## Begin Records for the task

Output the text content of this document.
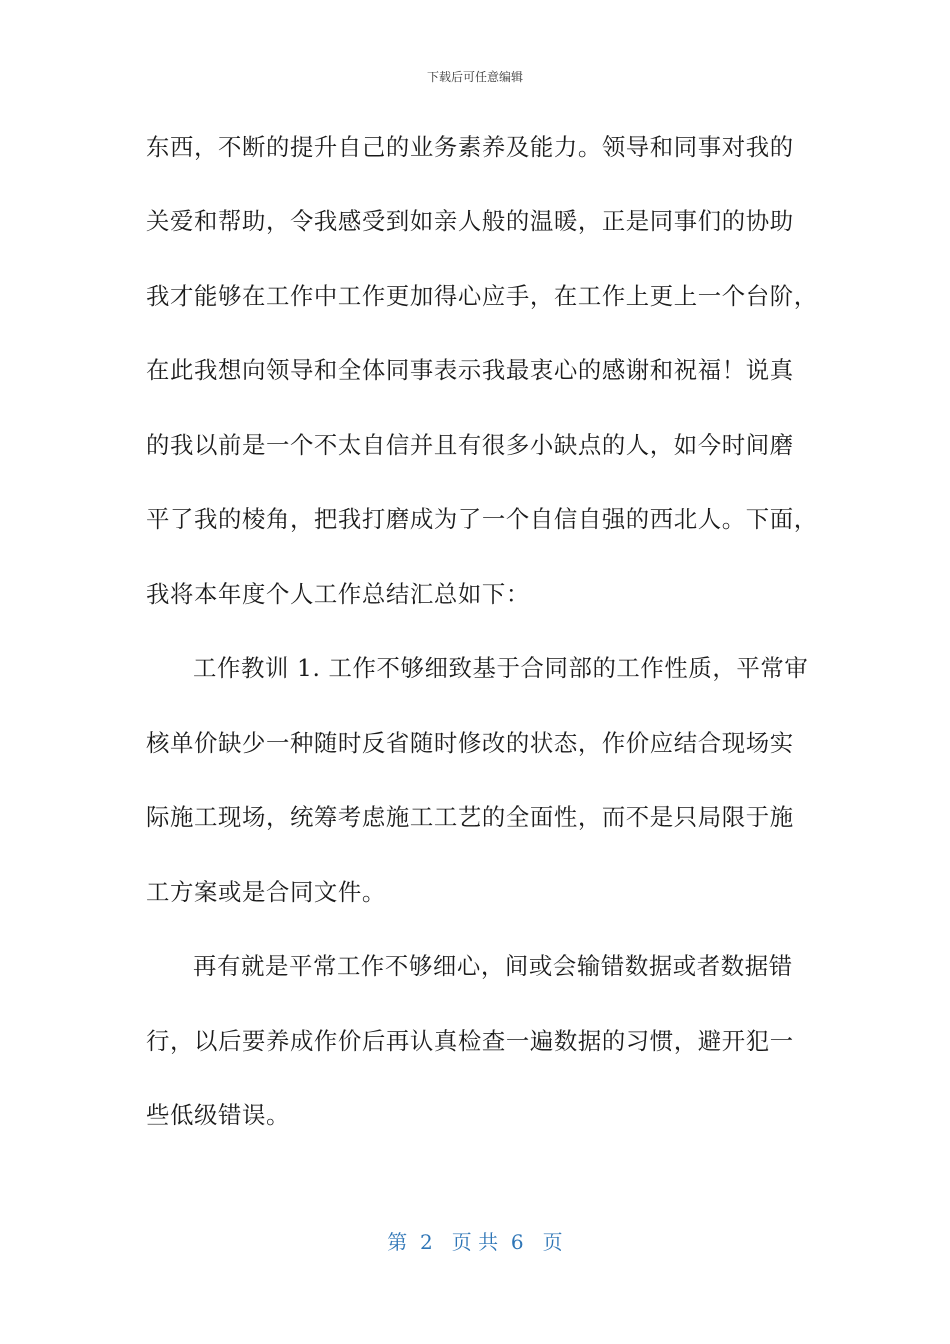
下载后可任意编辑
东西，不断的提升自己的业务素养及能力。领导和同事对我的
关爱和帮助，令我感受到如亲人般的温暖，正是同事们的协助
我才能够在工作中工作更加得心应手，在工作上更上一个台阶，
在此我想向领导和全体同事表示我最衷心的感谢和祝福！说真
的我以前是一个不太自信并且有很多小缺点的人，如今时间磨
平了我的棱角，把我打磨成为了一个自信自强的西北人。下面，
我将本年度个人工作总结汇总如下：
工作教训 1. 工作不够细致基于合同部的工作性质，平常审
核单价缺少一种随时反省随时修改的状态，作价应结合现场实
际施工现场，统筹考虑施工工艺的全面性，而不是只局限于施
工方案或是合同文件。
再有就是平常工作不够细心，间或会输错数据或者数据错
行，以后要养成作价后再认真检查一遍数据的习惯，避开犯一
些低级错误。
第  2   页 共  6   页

## End Records for the task
## Begin Records for the task

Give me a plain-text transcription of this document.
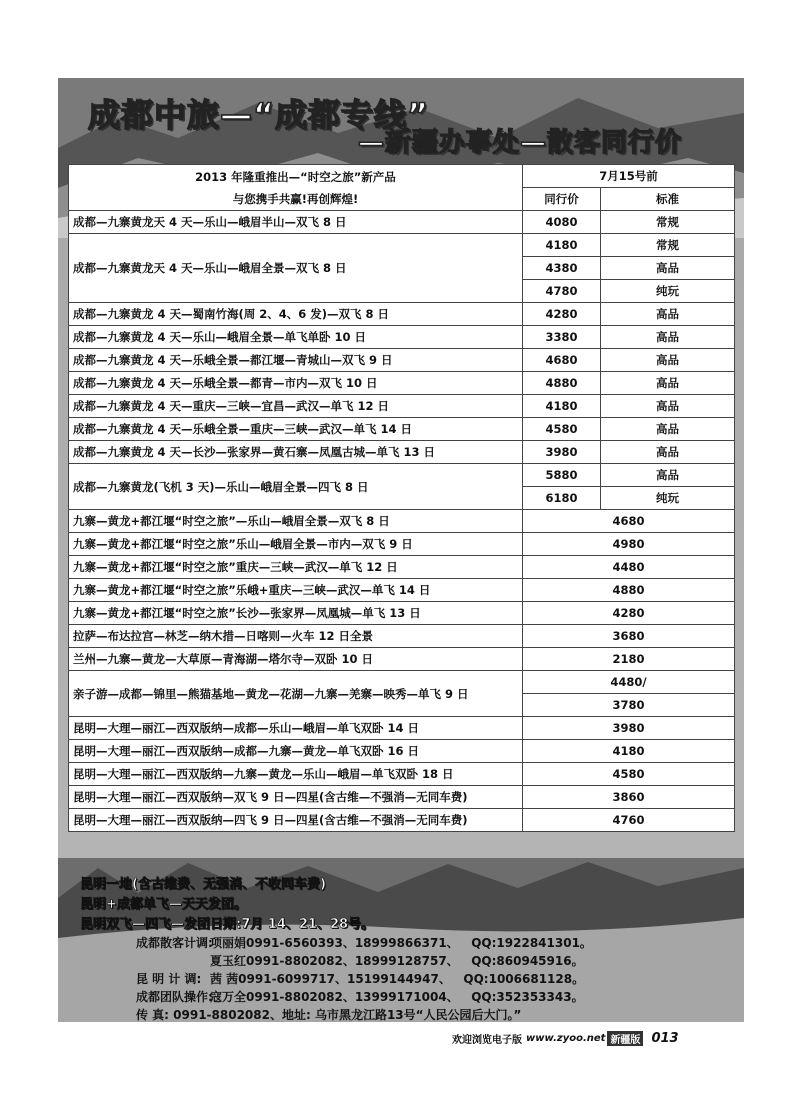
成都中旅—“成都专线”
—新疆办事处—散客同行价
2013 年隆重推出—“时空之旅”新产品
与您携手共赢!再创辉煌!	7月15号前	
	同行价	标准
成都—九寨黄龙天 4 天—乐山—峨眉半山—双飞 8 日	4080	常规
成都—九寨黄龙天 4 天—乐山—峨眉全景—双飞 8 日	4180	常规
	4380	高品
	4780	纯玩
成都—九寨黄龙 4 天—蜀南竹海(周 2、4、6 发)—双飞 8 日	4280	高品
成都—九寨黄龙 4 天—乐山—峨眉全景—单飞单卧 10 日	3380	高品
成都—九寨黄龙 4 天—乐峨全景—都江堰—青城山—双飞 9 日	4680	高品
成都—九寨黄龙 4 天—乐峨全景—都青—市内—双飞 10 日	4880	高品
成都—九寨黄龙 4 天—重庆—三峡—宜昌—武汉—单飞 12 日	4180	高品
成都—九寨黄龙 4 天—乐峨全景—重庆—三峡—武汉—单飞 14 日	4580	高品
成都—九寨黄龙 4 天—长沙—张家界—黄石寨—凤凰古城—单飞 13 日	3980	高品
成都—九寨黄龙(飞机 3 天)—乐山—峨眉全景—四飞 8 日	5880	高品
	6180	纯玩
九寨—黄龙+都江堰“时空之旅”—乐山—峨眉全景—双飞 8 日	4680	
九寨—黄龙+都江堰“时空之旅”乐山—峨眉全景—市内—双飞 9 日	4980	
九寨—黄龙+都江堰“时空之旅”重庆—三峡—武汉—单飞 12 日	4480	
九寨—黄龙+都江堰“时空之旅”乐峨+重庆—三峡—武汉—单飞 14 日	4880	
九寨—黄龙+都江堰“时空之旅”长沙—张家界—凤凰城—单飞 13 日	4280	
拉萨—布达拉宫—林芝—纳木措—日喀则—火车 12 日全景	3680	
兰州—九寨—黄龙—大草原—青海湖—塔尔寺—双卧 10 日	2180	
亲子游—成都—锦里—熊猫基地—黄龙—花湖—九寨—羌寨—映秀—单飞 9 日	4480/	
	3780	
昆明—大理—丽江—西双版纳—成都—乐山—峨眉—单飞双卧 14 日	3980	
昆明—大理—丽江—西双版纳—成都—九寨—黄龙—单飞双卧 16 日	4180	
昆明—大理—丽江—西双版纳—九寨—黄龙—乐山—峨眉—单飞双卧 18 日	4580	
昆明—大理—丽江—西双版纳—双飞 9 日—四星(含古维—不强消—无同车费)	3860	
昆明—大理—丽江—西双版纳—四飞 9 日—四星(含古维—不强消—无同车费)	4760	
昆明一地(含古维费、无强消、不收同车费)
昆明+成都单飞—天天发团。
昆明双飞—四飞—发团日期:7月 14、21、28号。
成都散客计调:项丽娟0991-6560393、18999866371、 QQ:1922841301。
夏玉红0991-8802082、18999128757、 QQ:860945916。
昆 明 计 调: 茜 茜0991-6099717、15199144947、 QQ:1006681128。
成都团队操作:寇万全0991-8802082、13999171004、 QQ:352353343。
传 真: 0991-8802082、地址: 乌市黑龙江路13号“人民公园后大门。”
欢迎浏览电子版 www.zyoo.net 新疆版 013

## End Records for the task

### Directions
In the entries above, find lines with "西双版纳" and copy each.

### Exercise answer
昆明—大理—丽江—西双版纳—成都—乐山—峨眉—单飞双卧 14 日	3980	
昆明—大理—丽江—西双版纳—成都—九寨—黄龙—单飞双卧 16 日	4180	
昆明—大理—丽江—西双版纳—九寨—黄龙—乐山—峨眉—单飞双卧 18 日	4580	
昆明—大理—丽江—西双版纳—双飞 9 日—四星(含古维—不强消—无同车费)	3860	
昆明—大理—丽江—西双版纳—四飞 9 日—四星(含古维—不强消—无同车费)	4760	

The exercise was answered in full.